## Aim
Of the lines listed below, how many contain the string "afin"? Answer with the number alone.

Figure content listings:
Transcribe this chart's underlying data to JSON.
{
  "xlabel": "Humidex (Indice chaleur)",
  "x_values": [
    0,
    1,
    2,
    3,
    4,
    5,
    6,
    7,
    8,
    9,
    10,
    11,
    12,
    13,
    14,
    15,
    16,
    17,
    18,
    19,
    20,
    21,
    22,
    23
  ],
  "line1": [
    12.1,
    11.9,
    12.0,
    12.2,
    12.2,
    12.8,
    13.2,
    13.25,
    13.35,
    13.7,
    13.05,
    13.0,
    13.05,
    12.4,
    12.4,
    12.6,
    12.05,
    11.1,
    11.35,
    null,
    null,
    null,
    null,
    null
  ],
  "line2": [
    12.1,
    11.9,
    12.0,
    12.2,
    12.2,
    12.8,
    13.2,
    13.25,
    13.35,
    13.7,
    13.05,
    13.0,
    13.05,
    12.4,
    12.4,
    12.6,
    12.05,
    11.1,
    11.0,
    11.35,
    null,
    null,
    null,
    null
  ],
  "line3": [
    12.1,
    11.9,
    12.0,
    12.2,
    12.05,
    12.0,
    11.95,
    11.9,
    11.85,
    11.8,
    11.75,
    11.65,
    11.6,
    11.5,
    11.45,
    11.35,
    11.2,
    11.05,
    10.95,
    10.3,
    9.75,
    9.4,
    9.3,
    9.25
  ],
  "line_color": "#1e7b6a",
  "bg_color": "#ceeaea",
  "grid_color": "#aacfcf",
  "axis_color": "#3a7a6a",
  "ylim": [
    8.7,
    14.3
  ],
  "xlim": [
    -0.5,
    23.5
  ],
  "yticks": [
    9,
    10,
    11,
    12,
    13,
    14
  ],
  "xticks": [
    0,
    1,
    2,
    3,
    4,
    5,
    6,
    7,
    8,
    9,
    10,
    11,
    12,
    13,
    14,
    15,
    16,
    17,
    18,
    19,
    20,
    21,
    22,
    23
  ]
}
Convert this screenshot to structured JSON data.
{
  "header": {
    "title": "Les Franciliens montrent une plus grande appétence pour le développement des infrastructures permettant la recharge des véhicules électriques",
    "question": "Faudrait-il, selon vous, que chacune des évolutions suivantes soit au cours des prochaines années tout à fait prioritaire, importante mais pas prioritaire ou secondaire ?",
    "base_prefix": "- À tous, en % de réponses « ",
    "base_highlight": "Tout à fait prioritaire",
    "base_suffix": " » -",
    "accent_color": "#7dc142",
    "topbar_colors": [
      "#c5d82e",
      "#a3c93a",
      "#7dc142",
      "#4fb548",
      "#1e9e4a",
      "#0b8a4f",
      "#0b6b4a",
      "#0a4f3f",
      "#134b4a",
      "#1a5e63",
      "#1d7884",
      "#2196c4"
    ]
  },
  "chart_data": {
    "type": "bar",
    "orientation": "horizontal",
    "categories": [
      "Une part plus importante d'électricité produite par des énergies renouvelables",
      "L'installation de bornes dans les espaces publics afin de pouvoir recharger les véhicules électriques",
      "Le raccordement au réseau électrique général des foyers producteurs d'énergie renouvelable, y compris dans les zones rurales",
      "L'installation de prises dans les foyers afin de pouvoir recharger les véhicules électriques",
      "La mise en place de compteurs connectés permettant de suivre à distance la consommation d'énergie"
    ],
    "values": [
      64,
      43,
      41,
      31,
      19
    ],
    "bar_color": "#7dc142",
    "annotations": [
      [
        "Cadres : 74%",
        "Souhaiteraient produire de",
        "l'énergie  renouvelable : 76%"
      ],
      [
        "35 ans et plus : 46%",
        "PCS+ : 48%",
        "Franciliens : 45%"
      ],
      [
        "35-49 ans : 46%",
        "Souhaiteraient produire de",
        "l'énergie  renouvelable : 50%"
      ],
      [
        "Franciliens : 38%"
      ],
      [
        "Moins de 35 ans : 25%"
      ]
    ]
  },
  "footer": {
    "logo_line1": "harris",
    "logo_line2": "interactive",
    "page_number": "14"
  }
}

## Solved exercise
2